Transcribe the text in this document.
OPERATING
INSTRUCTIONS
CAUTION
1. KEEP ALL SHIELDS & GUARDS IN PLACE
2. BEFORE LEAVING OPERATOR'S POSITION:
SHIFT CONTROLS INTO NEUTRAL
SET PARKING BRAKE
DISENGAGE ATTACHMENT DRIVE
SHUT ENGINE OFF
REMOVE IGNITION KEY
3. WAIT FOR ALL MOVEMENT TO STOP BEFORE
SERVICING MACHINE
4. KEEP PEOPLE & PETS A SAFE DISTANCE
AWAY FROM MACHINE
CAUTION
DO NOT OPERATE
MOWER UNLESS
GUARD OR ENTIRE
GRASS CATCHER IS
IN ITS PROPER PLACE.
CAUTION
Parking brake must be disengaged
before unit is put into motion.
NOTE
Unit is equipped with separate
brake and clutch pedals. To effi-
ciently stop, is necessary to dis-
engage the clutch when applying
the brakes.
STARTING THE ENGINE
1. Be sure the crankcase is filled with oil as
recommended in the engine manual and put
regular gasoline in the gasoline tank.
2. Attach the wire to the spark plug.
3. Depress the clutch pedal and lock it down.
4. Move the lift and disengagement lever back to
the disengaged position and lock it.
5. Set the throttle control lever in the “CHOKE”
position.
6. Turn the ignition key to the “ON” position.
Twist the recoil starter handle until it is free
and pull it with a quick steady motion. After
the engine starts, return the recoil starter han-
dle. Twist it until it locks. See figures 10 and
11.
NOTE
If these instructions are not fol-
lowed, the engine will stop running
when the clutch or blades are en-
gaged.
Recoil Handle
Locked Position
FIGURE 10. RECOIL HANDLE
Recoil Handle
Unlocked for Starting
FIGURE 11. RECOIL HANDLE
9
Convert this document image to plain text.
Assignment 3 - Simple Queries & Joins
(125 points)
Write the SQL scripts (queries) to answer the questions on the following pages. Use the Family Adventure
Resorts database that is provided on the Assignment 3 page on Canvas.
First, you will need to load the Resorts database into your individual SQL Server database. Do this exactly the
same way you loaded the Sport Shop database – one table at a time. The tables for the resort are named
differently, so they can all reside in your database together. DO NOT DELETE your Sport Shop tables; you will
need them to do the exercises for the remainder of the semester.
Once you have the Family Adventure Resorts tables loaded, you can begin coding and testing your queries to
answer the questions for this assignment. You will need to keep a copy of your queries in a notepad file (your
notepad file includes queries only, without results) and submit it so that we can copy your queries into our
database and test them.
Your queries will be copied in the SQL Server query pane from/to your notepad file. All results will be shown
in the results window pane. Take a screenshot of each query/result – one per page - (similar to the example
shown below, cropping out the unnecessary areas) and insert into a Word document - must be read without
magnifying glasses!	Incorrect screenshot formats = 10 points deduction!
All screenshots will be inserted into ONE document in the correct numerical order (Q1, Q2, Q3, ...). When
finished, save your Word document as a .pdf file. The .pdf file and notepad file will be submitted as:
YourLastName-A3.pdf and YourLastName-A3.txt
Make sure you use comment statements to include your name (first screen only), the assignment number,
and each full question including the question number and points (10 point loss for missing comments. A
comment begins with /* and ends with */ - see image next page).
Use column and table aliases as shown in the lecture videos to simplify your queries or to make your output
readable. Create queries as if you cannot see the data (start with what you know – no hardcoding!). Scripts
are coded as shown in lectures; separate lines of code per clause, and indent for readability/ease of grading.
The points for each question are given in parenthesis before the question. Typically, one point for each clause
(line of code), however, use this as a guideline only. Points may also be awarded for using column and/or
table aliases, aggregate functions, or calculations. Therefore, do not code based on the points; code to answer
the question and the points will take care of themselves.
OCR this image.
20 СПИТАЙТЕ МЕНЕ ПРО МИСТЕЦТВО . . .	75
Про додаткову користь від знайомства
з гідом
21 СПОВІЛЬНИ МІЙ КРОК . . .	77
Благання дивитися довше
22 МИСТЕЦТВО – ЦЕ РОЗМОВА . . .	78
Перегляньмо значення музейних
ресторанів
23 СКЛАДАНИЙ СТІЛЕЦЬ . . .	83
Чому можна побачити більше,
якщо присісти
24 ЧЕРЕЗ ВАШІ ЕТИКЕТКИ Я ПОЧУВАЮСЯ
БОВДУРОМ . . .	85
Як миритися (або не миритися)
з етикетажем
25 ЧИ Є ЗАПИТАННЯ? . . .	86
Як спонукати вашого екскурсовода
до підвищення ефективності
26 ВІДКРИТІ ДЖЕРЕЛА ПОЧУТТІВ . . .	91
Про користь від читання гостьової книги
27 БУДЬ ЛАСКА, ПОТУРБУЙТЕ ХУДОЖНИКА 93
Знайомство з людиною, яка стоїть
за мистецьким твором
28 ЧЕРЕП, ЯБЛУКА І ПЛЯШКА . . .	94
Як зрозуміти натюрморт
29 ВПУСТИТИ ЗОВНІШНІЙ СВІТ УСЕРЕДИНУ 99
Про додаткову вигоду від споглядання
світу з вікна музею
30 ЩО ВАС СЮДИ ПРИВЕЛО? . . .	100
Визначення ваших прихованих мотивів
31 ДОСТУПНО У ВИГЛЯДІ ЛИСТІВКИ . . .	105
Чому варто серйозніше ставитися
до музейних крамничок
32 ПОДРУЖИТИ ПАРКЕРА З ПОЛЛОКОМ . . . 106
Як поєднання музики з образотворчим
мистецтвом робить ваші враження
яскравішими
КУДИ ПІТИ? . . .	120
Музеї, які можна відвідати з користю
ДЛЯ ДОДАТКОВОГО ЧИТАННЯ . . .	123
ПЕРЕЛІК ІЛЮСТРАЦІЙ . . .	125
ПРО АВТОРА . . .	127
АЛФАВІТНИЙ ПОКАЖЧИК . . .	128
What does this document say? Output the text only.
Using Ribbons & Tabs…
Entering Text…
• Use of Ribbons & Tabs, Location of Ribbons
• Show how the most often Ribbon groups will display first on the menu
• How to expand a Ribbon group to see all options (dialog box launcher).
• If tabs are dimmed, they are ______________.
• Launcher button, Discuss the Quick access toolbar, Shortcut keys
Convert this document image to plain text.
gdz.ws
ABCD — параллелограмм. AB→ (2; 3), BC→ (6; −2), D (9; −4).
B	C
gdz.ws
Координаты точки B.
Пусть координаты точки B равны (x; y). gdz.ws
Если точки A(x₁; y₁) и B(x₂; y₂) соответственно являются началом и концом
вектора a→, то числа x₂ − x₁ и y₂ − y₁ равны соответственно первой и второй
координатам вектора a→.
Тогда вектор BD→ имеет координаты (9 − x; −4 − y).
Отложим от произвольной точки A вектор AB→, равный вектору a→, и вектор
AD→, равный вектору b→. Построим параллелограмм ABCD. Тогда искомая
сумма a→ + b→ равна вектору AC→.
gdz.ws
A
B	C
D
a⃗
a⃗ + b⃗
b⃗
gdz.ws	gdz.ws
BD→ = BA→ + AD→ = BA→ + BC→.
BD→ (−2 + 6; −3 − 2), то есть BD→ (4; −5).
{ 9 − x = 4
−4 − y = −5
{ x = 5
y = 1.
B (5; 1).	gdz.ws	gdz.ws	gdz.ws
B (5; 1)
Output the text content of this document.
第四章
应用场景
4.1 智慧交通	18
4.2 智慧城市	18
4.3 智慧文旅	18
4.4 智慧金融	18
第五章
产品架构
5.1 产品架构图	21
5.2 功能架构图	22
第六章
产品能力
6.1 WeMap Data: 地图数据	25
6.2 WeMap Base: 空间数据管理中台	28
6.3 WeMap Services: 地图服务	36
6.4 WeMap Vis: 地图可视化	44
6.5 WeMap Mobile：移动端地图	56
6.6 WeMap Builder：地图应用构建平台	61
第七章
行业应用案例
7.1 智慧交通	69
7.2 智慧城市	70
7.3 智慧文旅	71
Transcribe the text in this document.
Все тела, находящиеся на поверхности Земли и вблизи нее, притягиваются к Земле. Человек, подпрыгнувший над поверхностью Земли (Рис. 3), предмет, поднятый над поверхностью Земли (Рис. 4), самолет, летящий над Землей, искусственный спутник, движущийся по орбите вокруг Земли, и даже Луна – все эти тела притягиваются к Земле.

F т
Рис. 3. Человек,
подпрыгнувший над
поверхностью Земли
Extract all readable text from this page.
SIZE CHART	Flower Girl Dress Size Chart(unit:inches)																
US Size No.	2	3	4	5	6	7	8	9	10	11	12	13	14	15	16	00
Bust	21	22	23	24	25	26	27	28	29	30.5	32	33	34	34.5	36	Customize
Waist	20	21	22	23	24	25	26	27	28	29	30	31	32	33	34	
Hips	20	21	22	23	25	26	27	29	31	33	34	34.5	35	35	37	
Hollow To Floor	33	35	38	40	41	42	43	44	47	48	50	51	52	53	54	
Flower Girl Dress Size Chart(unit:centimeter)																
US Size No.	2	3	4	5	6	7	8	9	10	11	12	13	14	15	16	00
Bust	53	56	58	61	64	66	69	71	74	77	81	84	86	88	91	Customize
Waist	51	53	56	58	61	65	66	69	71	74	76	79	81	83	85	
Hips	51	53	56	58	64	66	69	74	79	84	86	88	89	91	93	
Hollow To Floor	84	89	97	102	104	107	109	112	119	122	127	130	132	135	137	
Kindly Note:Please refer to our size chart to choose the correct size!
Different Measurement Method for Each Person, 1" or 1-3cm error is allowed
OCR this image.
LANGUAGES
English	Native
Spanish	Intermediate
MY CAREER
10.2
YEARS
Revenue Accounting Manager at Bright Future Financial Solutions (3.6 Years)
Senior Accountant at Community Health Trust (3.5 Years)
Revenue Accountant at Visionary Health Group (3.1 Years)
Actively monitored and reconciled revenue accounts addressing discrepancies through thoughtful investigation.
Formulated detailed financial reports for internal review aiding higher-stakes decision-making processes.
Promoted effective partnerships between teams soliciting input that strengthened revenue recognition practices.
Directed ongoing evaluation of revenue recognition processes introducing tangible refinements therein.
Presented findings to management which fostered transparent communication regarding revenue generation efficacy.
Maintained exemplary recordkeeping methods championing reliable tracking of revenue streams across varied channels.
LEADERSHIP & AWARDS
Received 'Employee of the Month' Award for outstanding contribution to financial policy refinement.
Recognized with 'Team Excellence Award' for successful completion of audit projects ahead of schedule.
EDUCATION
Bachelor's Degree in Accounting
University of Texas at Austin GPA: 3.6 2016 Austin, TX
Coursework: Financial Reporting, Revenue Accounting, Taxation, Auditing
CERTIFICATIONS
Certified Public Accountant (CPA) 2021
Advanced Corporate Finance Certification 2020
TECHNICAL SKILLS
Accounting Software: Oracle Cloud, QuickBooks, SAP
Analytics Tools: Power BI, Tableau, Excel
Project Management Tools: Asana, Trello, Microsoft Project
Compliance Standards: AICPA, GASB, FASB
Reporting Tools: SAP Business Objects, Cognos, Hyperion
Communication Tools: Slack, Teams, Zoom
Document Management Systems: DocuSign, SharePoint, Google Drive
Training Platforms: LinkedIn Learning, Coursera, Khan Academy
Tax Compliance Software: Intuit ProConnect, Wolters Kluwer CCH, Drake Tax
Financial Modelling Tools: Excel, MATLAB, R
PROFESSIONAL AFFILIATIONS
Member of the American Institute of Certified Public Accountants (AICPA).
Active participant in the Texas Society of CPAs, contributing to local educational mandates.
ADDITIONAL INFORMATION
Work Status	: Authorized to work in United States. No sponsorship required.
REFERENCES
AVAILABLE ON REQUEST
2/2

━━━━━━━━━━

- **Work to do**: Locate each line containing the string "column" and show it.

- **Final result**:
Use column and table aliases as shown in the lecture videos to simplify your queries or to make your output
(line of code), however, use this as a guideline only. Points may also be awarded for using column and/or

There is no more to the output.